■ **GIVEN TASK**
Reproduce the records below exactly, leaving out any pictures.

====== EXERCISE MATERIAL ======

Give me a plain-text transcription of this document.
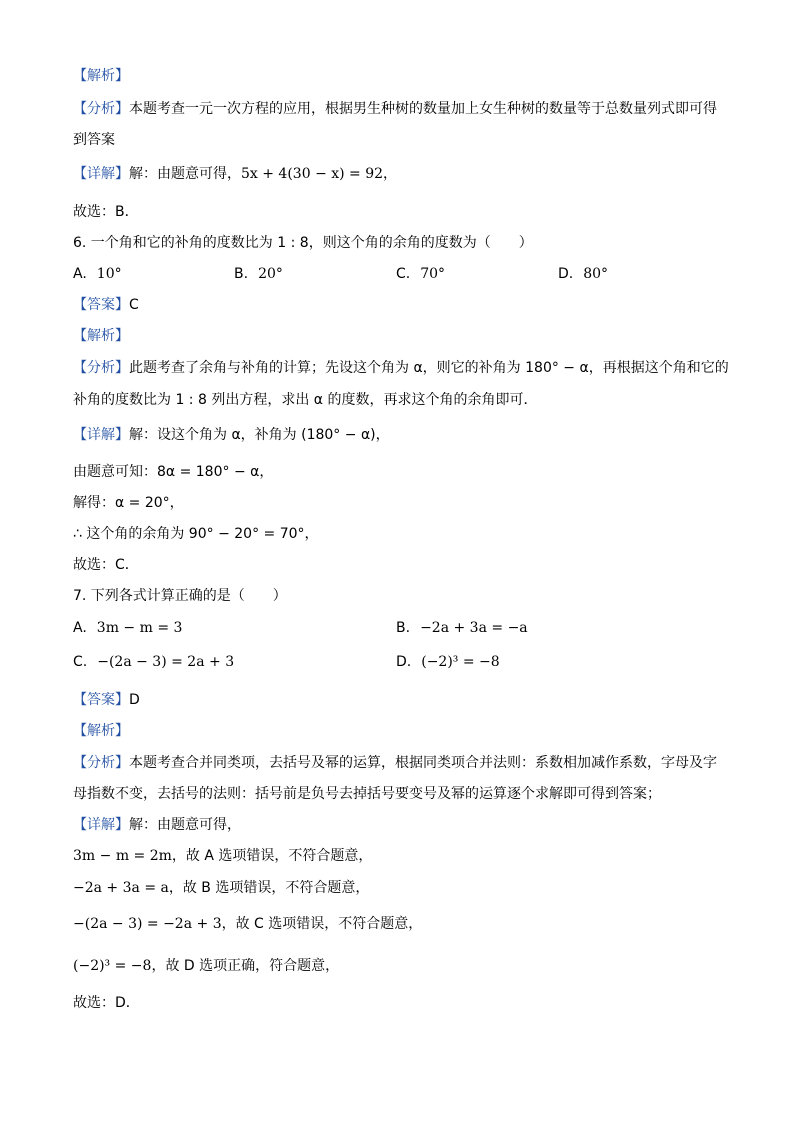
【解析】
【分析】本题考查一元一次方程的应用，根据男生种树的数量加上女生种树的数量等于总数量列式即可得
到答案
【详解】解：由题意可得，5x + 4(30 − x) = 92，
故选：B．
6. 一个角和它的补角的度数比为 1 : 8，则这个角的余角的度数为（　　）
A. 10°	B. 20°	C. 70°	D. 80°
【答案】C
【解析】
【分析】此题考查了余角与补角的计算；先设这个角为 α，则它的补角为 180° − α，再根据这个角和它的
补角的度数比为 1 : 8 列出方程，求出 α 的度数，再求这个角的余角即可．
【详解】解：设这个角为 α，补角为 (180° − α)，
由题意可知：8α = 180° − α，
解得：α = 20°，
∴ 这个角的余角为 90° − 20° = 70°，
故选：C．
7. 下列各式计算正确的是（　　）
A. 3m − m = 3	B. −2a + 3a = −a
C. −(2a − 3) = 2a + 3	D. (−2)³ = −8
【答案】D
【解析】
【分析】本题考查合并同类项，去括号及幂的运算，根据同类项合并法则：系数相加减作系数，字母及字
母指数不变，去括号的法则：括号前是负号去掉括号要变号及幂的运算逐个求解即可得到答案；
【详解】解：由题意可得，
3m − m = 2m，故 A 选项错误，不符合题意，
−2a + 3a = a，故 B 选项错误，不符合题意，
−(2a − 3) = −2a + 3，故 C 选项错误，不符合题意，
(−2)³ = −8，故 D 选项正确，符合题意，
故选：D．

======

■ **RESPONSE**
Give me a plain-text transcription of this document.
【解析】
【分析】本题考查一元一次方程的应用，根据男生种树的数量加上女生种树的数量等于总数量列式即可得
到答案
【详解】解：由题意可得，5x + 4(30 − x) = 92，
故选：B．
6. 一个角和它的补角的度数比为 1 : 8，则这个角的余角的度数为（　　）
A. 10°	B. 20°	C. 70°	D. 80°
【答案】C
【解析】
【分析】此题考查了余角与补角的计算；先设这个角为 α，则它的补角为 180° − α，再根据这个角和它的
补角的度数比为 1 : 8 列出方程，求出 α 的度数，再求这个角的余角即可．
【详解】解：设这个角为 α，补角为 (180° − α)，
由题意可知：8α = 180° − α，
解得：α = 20°，
∴ 这个角的余角为 90° − 20° = 70°，
故选：C．
7. 下列各式计算正确的是（　　）
A. 3m − m = 3	B. −2a + 3a = −a
C. −(2a − 3) = 2a + 3	D. (−2)³ = −8
【答案】D
【解析】
【分析】本题考查合并同类项，去括号及幂的运算，根据同类项合并法则：系数相加减作系数，字母及字
母指数不变，去括号的法则：括号前是负号去掉括号要变号及幂的运算逐个求解即可得到答案；
【详解】解：由题意可得，
3m − m = 2m，故 A 选项错误，不符合题意，
−2a + 3a = a，故 B 选项错误，不符合题意，
−(2a − 3) = −2a + 3，故 C 选项错误，不符合题意，
(−2)³ = −8，故 D 选项正确，符合题意，
故选：D．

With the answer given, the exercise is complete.